■ Goal ■
Each entry that follows must be output without any deviation.

■ Listed entries ■
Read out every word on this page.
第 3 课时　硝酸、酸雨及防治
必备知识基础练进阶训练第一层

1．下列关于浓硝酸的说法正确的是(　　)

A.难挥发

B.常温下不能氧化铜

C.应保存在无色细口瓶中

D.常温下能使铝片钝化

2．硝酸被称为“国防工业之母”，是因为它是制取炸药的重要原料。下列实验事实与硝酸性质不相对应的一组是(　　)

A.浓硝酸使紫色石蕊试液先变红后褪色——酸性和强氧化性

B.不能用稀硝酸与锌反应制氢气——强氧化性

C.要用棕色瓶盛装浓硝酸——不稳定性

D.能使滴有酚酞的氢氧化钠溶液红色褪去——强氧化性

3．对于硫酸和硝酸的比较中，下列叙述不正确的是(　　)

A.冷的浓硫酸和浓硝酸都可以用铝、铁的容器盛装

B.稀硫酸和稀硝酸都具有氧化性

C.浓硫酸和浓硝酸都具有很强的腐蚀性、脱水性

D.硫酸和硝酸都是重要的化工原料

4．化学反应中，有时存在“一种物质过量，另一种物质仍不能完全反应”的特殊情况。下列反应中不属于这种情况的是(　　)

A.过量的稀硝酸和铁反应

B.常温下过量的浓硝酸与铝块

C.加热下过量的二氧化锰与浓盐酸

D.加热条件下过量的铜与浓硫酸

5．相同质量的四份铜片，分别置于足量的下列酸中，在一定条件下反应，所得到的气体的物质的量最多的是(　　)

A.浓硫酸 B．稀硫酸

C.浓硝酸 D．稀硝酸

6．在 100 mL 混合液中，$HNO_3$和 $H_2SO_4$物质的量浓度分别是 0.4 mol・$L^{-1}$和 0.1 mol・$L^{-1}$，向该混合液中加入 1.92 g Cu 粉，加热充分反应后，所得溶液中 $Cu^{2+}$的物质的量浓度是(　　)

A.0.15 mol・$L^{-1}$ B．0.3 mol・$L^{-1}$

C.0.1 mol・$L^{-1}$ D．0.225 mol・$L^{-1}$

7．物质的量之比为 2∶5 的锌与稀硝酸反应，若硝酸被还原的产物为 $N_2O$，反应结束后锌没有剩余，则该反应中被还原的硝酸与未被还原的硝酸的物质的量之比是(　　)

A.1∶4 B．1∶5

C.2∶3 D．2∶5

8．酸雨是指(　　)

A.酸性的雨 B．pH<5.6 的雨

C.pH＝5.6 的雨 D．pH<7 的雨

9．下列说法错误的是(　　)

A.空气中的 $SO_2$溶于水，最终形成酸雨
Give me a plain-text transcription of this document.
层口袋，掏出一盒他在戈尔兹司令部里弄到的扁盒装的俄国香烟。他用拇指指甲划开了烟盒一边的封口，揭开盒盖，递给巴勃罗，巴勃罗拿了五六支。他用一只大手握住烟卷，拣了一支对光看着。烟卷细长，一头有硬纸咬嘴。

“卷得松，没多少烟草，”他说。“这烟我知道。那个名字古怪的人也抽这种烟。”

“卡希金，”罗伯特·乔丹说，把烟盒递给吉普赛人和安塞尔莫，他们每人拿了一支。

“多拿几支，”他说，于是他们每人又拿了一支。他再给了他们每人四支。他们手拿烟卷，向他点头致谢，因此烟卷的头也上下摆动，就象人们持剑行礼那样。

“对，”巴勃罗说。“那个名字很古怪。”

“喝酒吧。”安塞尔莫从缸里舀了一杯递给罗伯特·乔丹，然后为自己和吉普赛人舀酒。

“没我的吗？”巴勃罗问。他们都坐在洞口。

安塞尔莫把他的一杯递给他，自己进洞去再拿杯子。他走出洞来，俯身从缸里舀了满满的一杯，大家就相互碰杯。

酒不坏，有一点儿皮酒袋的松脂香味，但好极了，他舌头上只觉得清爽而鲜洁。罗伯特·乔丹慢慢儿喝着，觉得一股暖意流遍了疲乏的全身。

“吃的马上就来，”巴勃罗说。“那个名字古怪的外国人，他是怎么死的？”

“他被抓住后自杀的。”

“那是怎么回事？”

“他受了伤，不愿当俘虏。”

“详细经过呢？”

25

■ Solved problem ■
Read out every word on this page.
第 3 课时　硝酸、酸雨及防治
必备知识基础练进阶训练第一层

1．下列关于浓硝酸的说法正确的是(　　)

A.难挥发

B.常温下不能氧化铜

C.应保存在无色细口瓶中

D.常温下能使铝片钝化

2．硝酸被称为“国防工业之母”，是因为它是制取炸药的重要原料。下列实验事实与硝酸性质不相对应的一组是(　　)

A.浓硝酸使紫色石蕊试液先变红后褪色——酸性和强氧化性

B.不能用稀硝酸与锌反应制氢气——强氧化性

C.要用棕色瓶盛装浓硝酸——不稳定性

D.能使滴有酚酞的氢氧化钠溶液红色褪去——强氧化性

3．对于硫酸和硝酸的比较中，下列叙述不正确的是(　　)

A.冷的浓硫酸和浓硝酸都可以用铝、铁的容器盛装

B.稀硫酸和稀硝酸都具有氧化性

C.浓硫酸和浓硝酸都具有很强的腐蚀性、脱水性

D.硫酸和硝酸都是重要的化工原料

4．化学反应中，有时存在“一种物质过量，另一种物质仍不能完全反应”的特殊情况。下列反应中不属于这种情况的是(　　)

A.过量的稀硝酸和铁反应

B.常温下过量的浓硝酸与铝块

C.加热下过量的二氧化锰与浓盐酸

D.加热条件下过量的铜与浓硫酸

5．相同质量的四份铜片，分别置于足量的下列酸中，在一定条件下反应，所得到的气体的物质的量最多的是(　　)

A.浓硫酸 B．稀硫酸

C.浓硝酸 D．稀硝酸

6．在 100 mL 混合液中，$HNO_3$和 $H_2SO_4$物质的量浓度分别是 0.4 mol・$L^{-1}$和 0.1 mol・$L^{-1}$，向该混合液中加入 1.92 g Cu 粉，加热充分反应后，所得溶液中 $Cu^{2+}$的物质的量浓度是(　　)

A.0.15 mol・$L^{-1}$ B．0.3 mol・$L^{-1}$

C.0.1 mol・$L^{-1}$ D．0.225 mol・$L^{-1}$

7．物质的量之比为 2∶5 的锌与稀硝酸反应，若硝酸被还原的产物为 $N_2O$，反应结束后锌没有剩余，则该反应中被还原的硝酸与未被还原的硝酸的物质的量之比是(　　)

A.1∶4 B．1∶5

C.2∶3 D．2∶5

8．酸雨是指(　　)

A.酸性的雨 B．pH<5.6 的雨

C.pH＝5.6 的雨 D．pH<7 的雨

9．下列说法错误的是(　　)

A.空气中的 $SO_2$溶于水，最终形成酸雨
Give me a plain-text transcription of this document.
层口袋，掏出一盒他在戈尔兹司令部里弄到的扁盒装的俄国香烟。他用拇指指甲划开了烟盒一边的封口，揭开盒盖，递给巴勃罗，巴勃罗拿了五六支。他用一只大手握住烟卷，拣了一支对光看着。烟卷细长，一头有硬纸咬嘴。

“卷得松，没多少烟草，”他说。“这烟我知道。那个名字古怪的人也抽这种烟。”

“卡希金，”罗伯特·乔丹说，把烟盒递给吉普赛人和安塞尔莫，他们每人拿了一支。

“多拿几支，”他说，于是他们每人又拿了一支。他再给了他们每人四支。他们手拿烟卷，向他点头致谢，因此烟卷的头也上下摆动，就象人们持剑行礼那样。

“对，”巴勃罗说。“那个名字很古怪。”

“喝酒吧。”安塞尔莫从缸里舀了一杯递给罗伯特·乔丹，然后为自己和吉普赛人舀酒。

“没我的吗？”巴勃罗问。他们都坐在洞口。

安塞尔莫把他的一杯递给他，自己进洞去再拿杯子。他走出洞来，俯身从缸里舀了满满的一杯，大家就相互碰杯。

酒不坏，有一点儿皮酒袋的松脂香味，但好极了，他舌头上只觉得清爽而鲜洁。罗伯特·乔丹慢慢儿喝着，觉得一股暖意流遍了疲乏的全身。

“吃的马上就来，”巴勃罗说。“那个名字古怪的外国人，他是怎么死的？”

“他被抓住后自杀的。”

“那是怎么回事？”

“他受了伤，不愿当俘虏。”

“详细经过呢？”

25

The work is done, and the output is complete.